The exercise: In the material below, the lines containing the word "danach" are required; copy each of them.

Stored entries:
● ● ●

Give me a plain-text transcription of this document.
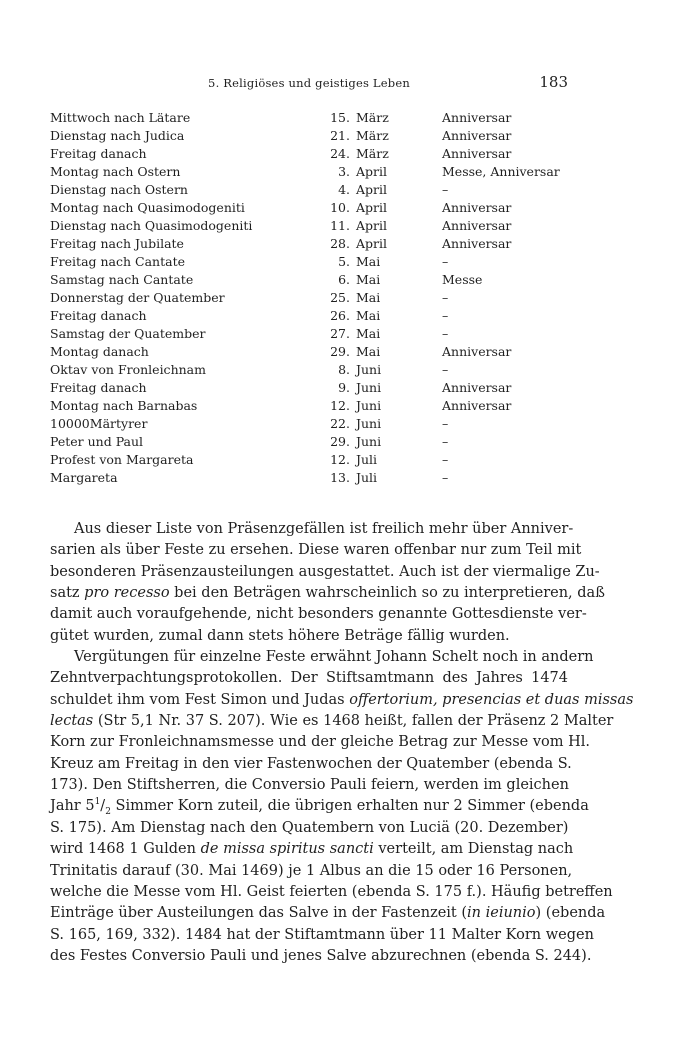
5. Religiöses und geistiges Leben	183
Mittwoch nach Lätare	15. März	Anniversar
Dienstag nach Judica	21. März	Anniversar
Freitag danach	24. März	Anniversar
Montag nach Ostern	3. April	Messe, Anniversar
Dienstag nach Ostern	4. April	–
Montag nach Quasimodogeniti	10. April	Anniversar
Dienstag nach Quasimodogeniti	11. April	Anniversar
Freitag nach Jubilate	28. April	Anniversar
Freitag nach Cantate	5. Mai	–
Samstag nach Cantate	6. Mai	Messe
Donnerstag der Quatember	25. Mai	–
Freitag danach	26. Mai	–
Samstag der Quatember	27. Mai	–
Montag danach	29. Mai	Anniversar
Oktav von Fronleichnam	8. Juni	–
Freitag danach	9. Juni	Anniversar
Montag nach Barnabas	12. Juni	Anniversar
10000Märtyrer	22. Juni	–
Peter und Paul	29. Juni	–
Profest von Margareta	12. Juli	–
Margareta	13. Juli	–
Aus dieser Liste von Präsenzgefällen ist freilich mehr über Anniver-
sarien als über Feste zu ersehen. Diese waren offenbar nur zum Teil mit
besonderen Präsenzausteilungen ausgestattet. Auch ist der viermalige Zu-
satz pro recesso bei den Beträgen wahrscheinlich so zu interpretieren, daß
damit auch voraufgehende, nicht besonders genannte Gottesdienste ver-
gütet wurden, zumal dann stets höhere Beträge fällig wurden.
Vergütungen für einzelne Feste erwähnt Johann Schelt noch in andern
Zehntverpachtungsprotokollen. Der Stiftsamtmann des Jahres 1474
schuldet ihm vom Fest Simon und Judas offertorium, presencias et duas missas
lectas (Str 5,1 Nr. 37 S. 207). Wie es 1468 heißt, fallen der Präsenz 2 Malter
Korn zur Fronleichnamsmesse und der gleiche Betrag zur Messe vom Hl.
Kreuz am Freitag in den vier Fastenwochen der Quatember (ebenda S.
173). Den Stiftsherren, die Conversio Pauli feiern, werden im gleichen
Jahr $5^1/_2$ Simmer Korn zuteil, die übrigen erhalten nur 2 Simmer (ebenda
S. 175). Am Dienstag nach den Quatembern von Luciä (20. Dezember)
wird 1468 1 Gulden de missa spiritus sancti verteilt, am Dienstag nach
Trinitatis darauf (30. Mai 1469) je 1 Albus an die 15 oder 16 Personen,
welche die Messe vom Hl. Geist feierten (ebenda S. 175 f.). Häufig betreffen
Einträge über Austeilungen das Salve in der Fastenzeit (in ieiunio) (ebenda
S. 165, 169, 332). 1484 hat der Stiftamtmann über 11 Malter Korn wegen
des Festes Conversio Pauli und jenes Salve abzurechnen (ebenda S. 244).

● ● ●

Exercise solution:
Freitag danach	24. März	Anniversar
Freitag danach	26. Mai	–
Montag danach	29. Mai	Anniversar
Freitag danach	9. Juni	Anniversar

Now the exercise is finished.